>> begin Dataset entries
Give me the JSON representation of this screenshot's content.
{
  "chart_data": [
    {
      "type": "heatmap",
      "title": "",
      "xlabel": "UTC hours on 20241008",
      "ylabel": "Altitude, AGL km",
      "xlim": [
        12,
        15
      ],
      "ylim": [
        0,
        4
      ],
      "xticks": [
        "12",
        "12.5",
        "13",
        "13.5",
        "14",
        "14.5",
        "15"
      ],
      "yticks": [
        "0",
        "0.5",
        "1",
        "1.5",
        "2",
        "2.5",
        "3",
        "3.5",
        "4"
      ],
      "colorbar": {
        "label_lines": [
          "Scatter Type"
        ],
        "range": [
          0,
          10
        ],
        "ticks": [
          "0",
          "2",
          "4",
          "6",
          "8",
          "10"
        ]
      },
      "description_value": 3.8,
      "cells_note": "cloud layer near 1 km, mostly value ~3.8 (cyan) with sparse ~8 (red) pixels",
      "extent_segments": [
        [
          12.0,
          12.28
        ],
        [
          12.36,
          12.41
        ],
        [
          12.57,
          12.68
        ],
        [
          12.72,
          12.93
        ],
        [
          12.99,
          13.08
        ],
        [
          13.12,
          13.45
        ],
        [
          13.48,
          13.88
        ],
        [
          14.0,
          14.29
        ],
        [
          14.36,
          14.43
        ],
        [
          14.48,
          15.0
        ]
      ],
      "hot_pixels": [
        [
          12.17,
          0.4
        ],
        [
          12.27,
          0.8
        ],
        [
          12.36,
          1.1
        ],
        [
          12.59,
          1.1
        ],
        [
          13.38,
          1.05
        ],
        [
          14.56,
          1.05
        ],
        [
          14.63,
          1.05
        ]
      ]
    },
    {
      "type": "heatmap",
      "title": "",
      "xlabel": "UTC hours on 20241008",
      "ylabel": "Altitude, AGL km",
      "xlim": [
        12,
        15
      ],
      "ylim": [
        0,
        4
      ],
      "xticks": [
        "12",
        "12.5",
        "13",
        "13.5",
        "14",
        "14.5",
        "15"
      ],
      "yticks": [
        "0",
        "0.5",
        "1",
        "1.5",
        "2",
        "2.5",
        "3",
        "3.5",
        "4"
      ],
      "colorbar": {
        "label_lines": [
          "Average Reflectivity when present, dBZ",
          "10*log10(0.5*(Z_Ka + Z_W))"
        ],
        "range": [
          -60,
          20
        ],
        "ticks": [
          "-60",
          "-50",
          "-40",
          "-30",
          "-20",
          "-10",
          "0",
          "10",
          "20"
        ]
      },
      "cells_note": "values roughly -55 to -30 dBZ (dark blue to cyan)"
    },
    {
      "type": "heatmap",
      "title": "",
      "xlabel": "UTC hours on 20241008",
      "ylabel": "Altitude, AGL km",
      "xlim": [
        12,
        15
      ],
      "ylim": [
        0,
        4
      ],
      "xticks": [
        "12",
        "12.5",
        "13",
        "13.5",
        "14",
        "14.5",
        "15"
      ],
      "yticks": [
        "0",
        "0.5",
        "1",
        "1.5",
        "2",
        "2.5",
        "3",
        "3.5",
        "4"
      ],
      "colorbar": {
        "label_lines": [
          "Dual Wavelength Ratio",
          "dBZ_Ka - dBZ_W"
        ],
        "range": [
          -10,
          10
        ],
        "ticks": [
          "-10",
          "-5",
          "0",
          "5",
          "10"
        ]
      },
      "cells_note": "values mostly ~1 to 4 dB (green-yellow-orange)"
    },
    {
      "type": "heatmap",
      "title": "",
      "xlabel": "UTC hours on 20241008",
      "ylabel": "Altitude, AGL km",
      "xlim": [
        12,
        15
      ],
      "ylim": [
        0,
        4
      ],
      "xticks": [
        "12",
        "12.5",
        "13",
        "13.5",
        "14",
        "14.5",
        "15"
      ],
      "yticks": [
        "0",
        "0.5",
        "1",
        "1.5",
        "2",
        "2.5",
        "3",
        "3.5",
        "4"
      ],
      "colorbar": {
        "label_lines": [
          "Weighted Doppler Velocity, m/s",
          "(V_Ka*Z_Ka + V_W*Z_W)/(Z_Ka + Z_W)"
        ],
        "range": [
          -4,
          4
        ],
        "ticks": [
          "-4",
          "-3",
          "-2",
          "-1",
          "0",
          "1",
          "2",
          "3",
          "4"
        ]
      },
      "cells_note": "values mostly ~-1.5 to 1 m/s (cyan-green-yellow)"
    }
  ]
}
>> end Dataset entries
Task objective -> Return all of the entries exactly as they were supplied.

Finished exercise ->
Give me the JSON representation of this screenshot's content.
{
  "chart_data": [
    {
      "type": "heatmap",
      "title": "",
      "xlabel": "UTC hours on 20241008",
      "ylabel": "Altitude, AGL km",
      "xlim": [
        12,
        15
      ],
      "ylim": [
        0,
        4
      ],
      "xticks": [
        "12",
        "12.5",
        "13",
        "13.5",
        "14",
        "14.5",
        "15"
      ],
      "yticks": [
        "0",
        "0.5",
        "1",
        "1.5",
        "2",
        "2.5",
        "3",
        "3.5",
        "4"
      ],
      "colorbar": {
        "label_lines": [
          "Scatter Type"
        ],
        "range": [
          0,
          10
        ],
        "ticks": [
          "0",
          "2",
          "4",
          "6",
          "8",
          "10"
        ]
      },
      "description_value": 3.8,
      "cells_note": "cloud layer near 1 km, mostly value ~3.8 (cyan) with sparse ~8 (red) pixels",
      "extent_segments": [
        [
          12.0,
          12.28
        ],
        [
          12.36,
          12.41
        ],
        [
          12.57,
          12.68
        ],
        [
          12.72,
          12.93
        ],
        [
          12.99,
          13.08
        ],
        [
          13.12,
          13.45
        ],
        [
          13.48,
          13.88
        ],
        [
          14.0,
          14.29
        ],
        [
          14.36,
          14.43
        ],
        [
          14.48,
          15.0
        ]
      ],
      "hot_pixels": [
        [
          12.17,
          0.4
        ],
        [
          12.27,
          0.8
        ],
        [
          12.36,
          1.1
        ],
        [
          12.59,
          1.1
        ],
        [
          13.38,
          1.05
        ],
        [
          14.56,
          1.05
        ],
        [
          14.63,
          1.05
        ]
      ]
    },
    {
      "type": "heatmap",
      "title": "",
      "xlabel": "UTC hours on 20241008",
      "ylabel": "Altitude, AGL km",
      "xlim": [
        12,
        15
      ],
      "ylim": [
        0,
        4
      ],
      "xticks": [
        "12",
        "12.5",
        "13",
        "13.5",
        "14",
        "14.5",
        "15"
      ],
      "yticks": [
        "0",
        "0.5",
        "1",
        "1.5",
        "2",
        "2.5",
        "3",
        "3.5",
        "4"
      ],
      "colorbar": {
        "label_lines": [
          "Average Reflectivity when present, dBZ",
          "10*log10(0.5*(Z_Ka + Z_W))"
        ],
        "range": [
          -60,
          20
        ],
        "ticks": [
          "-60",
          "-50",
          "-40",
          "-30",
          "-20",
          "-10",
          "0",
          "10",
          "20"
        ]
      },
      "cells_note": "values roughly -55 to -30 dBZ (dark blue to cyan)"
    },
    {
      "type": "heatmap",
      "title": "",
      "xlabel": "UTC hours on 20241008",
      "ylabel": "Altitude, AGL km",
      "xlim": [
        12,
        15
      ],
      "ylim": [
        0,
        4
      ],
      "xticks": [
        "12",
        "12.5",
        "13",
        "13.5",
        "14",
        "14.5",
        "15"
      ],
      "yticks": [
        "0",
        "0.5",
        "1",
        "1.5",
        "2",
        "2.5",
        "3",
        "3.5",
        "4"
      ],
      "colorbar": {
        "label_lines": [
          "Dual Wavelength Ratio",
          "dBZ_Ka - dBZ_W"
        ],
        "range": [
          -10,
          10
        ],
        "ticks": [
          "-10",
          "-5",
          "0",
          "5",
          "10"
        ]
      },
      "cells_note": "values mostly ~1 to 4 dB (green-yellow-orange)"
    },
    {
      "type": "heatmap",
      "title": "",
      "xlabel": "UTC hours on 20241008",
      "ylabel": "Altitude, AGL km",
      "xlim": [
        12,
        15
      ],
      "ylim": [
        0,
        4
      ],
      "xticks": [
        "12",
        "12.5",
        "13",
        "13.5",
        "14",
        "14.5",
        "15"
      ],
      "yticks": [
        "0",
        "0.5",
        "1",
        "1.5",
        "2",
        "2.5",
        "3",
        "3.5",
        "4"
      ],
      "colorbar": {
        "label_lines": [
          "Weighted Doppler Velocity, m/s",
          "(V_Ka*Z_Ka + V_W*Z_W)/(Z_Ka + Z_W)"
        ],
        "range": [
          -4,
          4
        ],
        "ticks": [
          "-4",
          "-3",
          "-2",
          "-1",
          "0",
          "1",
          "2",
          "3",
          "4"
        ]
      },
      "cells_note": "values mostly ~-1.5 to 1 m/s (cyan-green-yellow)"
    }
  ]
}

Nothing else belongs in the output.